-- RECORDS SUPPLIED start --

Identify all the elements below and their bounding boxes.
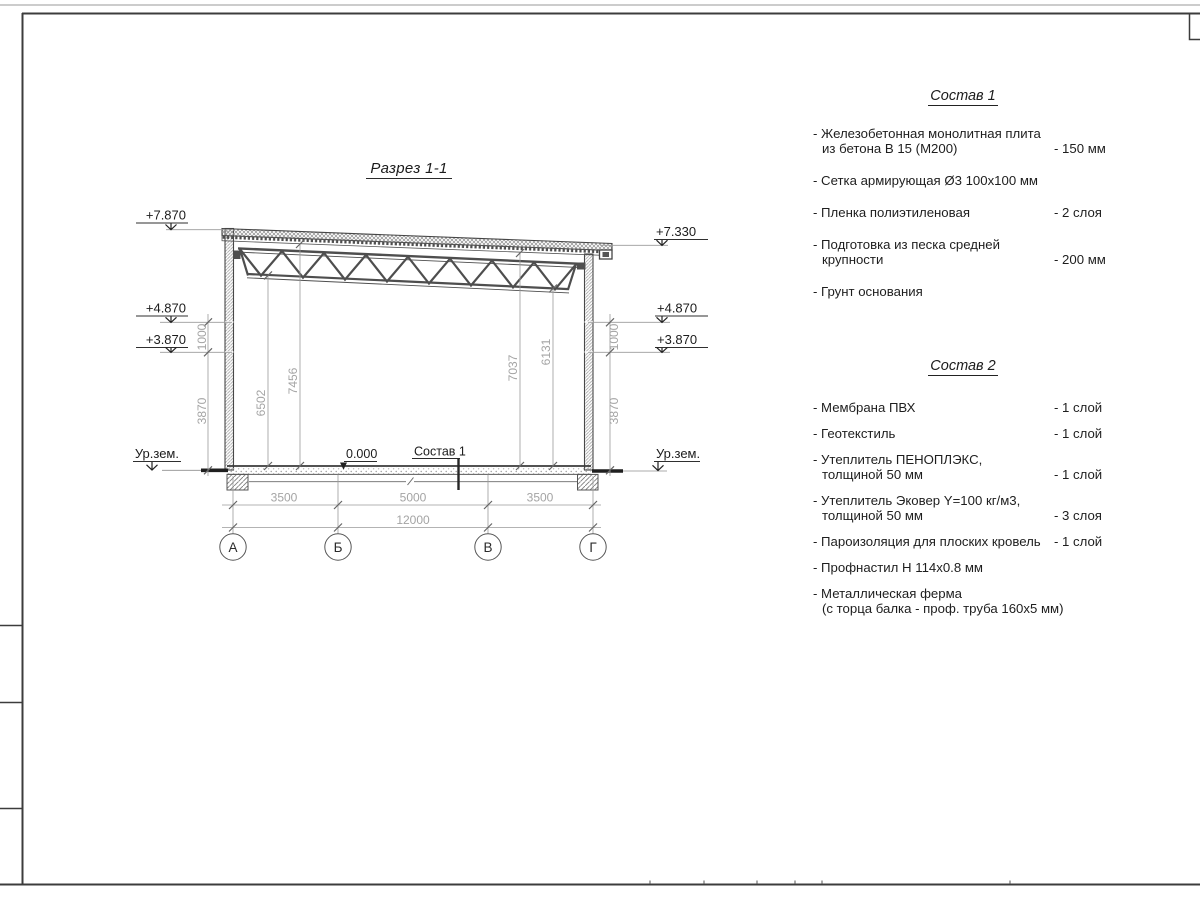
zero-mark-text: 0.000 <box>346 447 377 461</box>
foundation-right <box>578 474 599 490</box>
elev-left-4870: +4.870 <box>146 301 186 316</box>
spec-item: - Подготовка из песка среднейкрупности -… <box>813 237 1113 267</box>
elevation-shelves <box>133 223 708 462</box>
spec-item-line1: - Профнастил Н 114х0.8 мм <box>813 560 1058 575</box>
axis-bubbles: А Б В Г <box>220 534 606 560</box>
right-wall <box>585 254 594 470</box>
dim-interior-7456: 7456 <box>286 367 300 394</box>
dim-span-1: 3500 <box>271 491 298 505</box>
elev-right-3870: +3.870 <box>657 332 697 347</box>
drawing-sheet: Разрез 1-1 <box>0 0 1200 900</box>
spec-item: - Мембрана ПВХ - 1 слой <box>813 400 1113 415</box>
spec-item-value: - 1 слой <box>1054 426 1113 441</box>
spec-item: - Сетка армирующая Ø3 100х100 мм <box>813 173 1113 188</box>
spec-item: - Железобетонная монолитная плитаиз бето… <box>813 126 1113 156</box>
floor-callout-text: Состав 1 <box>414 445 466 459</box>
spec2-title-text: Состав 2 <box>928 358 997 376</box>
dim-interior-6131: 6131 <box>539 338 553 365</box>
subbase-break-mark <box>408 478 414 486</box>
spec-item: - Металлическая ферма(с торца балка - пр… <box>813 586 1113 616</box>
spec1-items: - Железобетонная монолитная плитаиз бето… <box>813 126 1113 299</box>
titleblock-ticks <box>650 881 1010 885</box>
axis-label-a: А <box>228 540 237 555</box>
spec-panel-2: Состав 2 - Мембрана ПВХ - 1 слой - Геоте… <box>813 358 1113 627</box>
spec-item: - Профнастил Н 114х0.8 мм <box>813 560 1113 575</box>
drawing-title: Разрез 1-1 <box>366 160 452 179</box>
truss-diagonals <box>240 249 576 289</box>
dim-left-3870: 3870 <box>195 397 209 424</box>
spec-item-line1: - Сетка армирующая Ø3 100х100 мм <box>813 173 1058 188</box>
spec1-title: Состав 1 <box>813 88 1113 104</box>
spec-item-line1: - Подготовка из песка средней <box>813 237 1054 252</box>
spec-item: - Геотекстиль - 1 слой <box>813 426 1113 441</box>
spec-item-line1: - Мембрана ПВХ <box>813 400 1054 415</box>
spec-item-value: - 3 слоя <box>1054 508 1113 523</box>
elev-right-4870: +4.870 <box>657 301 697 316</box>
steel-truss <box>238 248 578 293</box>
dimension-texts: 3500 5000 3500 12000 1000 3870 1000 3870… <box>195 323 621 527</box>
spec-item-line2: (с торца балка - проф. труба 160х5 мм) <box>813 601 1058 616</box>
spec-item: - Пленка полиэтиленовая - 2 слоя <box>813 205 1113 220</box>
truss-bottom-chord <box>247 274 569 289</box>
spec1-title-text: Состав 1 <box>928 88 997 106</box>
spec2-items: - Мембрана ПВХ - 1 слой - Геотекстиль - … <box>813 400 1113 616</box>
spec-item-value: - 1 слой <box>1054 534 1113 549</box>
left-stamp-dividers <box>0 626 23 809</box>
dim-span-2: 5000 <box>400 491 427 505</box>
elev-left-3870: +3.870 <box>146 332 186 347</box>
axis-label-b: Б <box>334 540 343 555</box>
spec-item-line1: - Геотекстиль <box>813 426 1054 441</box>
spec-item-line1: - Пленка полиэтиленовая <box>813 205 1054 220</box>
spec-item-line2: крупности <box>813 252 1054 267</box>
elev-left-ground: Ур.зем. <box>135 446 179 461</box>
dim-left-1000: 1000 <box>195 323 209 350</box>
roof-edge-box-inner <box>603 252 610 257</box>
spec-item: - Пароизоляция для плоских кровель - 1 с… <box>813 534 1113 549</box>
drawing-title-text: Разрез 1-1 <box>370 160 447 177</box>
axis-label-v: В <box>483 540 492 555</box>
spec-panel-1: Состав 1 - Железобетонная монолитная пли… <box>813 88 1113 316</box>
spec-item-value: - 150 мм <box>1054 141 1113 156</box>
frame-corner-box <box>1190 14 1200 40</box>
spec-item-line2: из бетона В 15 (М200) <box>813 141 1054 156</box>
spec-item-line2: толщиной 50 мм <box>813 467 1054 482</box>
spec-item-line2: толщиной 50 мм <box>813 508 1054 523</box>
dim-total: 12000 <box>396 513 430 527</box>
spec-item: - Грунт основания <box>813 284 1113 299</box>
spec-item-line1: - Пароизоляция для плоских кровель <box>813 534 1054 549</box>
spec-item: - Утеплитель Эковер Y=100 кг/м3,толщиной… <box>813 493 1113 523</box>
foundation-left <box>227 474 248 490</box>
spec-item-value: - 1 слой <box>1054 467 1113 482</box>
dim-span-3: 3500 <box>527 491 554 505</box>
dim-right-3870: 3870 <box>607 397 621 424</box>
spec-item-line1: - Утеплитель ПЕНОПЛЭКС, <box>813 452 1054 467</box>
spec-item-value: - 1 слой <box>1054 400 1113 415</box>
spec-item-value: - 200 мм <box>1054 252 1113 267</box>
truss-bearing-right <box>577 263 586 270</box>
left-wall <box>225 229 234 471</box>
floor-slab <box>227 466 591 485</box>
dim-ticks <box>204 240 614 532</box>
spec-item-line1: - Железобетонная монолитная плита <box>813 126 1054 141</box>
spec2-title: Состав 2 <box>813 358 1113 374</box>
truss-bottom-chord-inner <box>247 278 569 293</box>
elev-right-7330: +7.330 <box>656 224 696 239</box>
spec-item-value: - 2 слоя <box>1054 205 1113 220</box>
spec-item: - Утеплитель ПЕНОПЛЭКС,толщиной 50 мм - … <box>813 452 1113 482</box>
floor-hatch <box>227 467 591 474</box>
axis-label-g: Г <box>589 540 597 555</box>
dim-right-1000: 1000 <box>607 323 621 350</box>
elev-right-ground: Ур.зем. <box>656 446 700 461</box>
spec-item-line1: - Грунт основания <box>813 284 1058 299</box>
dim-interior-6502: 6502 <box>254 389 268 416</box>
spec-item-line1: - Утеплитель Эковер Y=100 кг/м3, <box>813 493 1054 508</box>
dim-interior-7037: 7037 <box>506 354 520 381</box>
spec-item-line1: - Металлическая ферма <box>813 586 1058 601</box>
elev-left-7870: +7.870 <box>146 208 186 223</box>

-- RECORDS SUPPLIED end --

WHAT IS BEING ASKED - Count the lines in the entries above that contain the string "Подготовка", matching case exactly. Reply with the number alone.

ANSWER FOR THIS EXERCISE - 2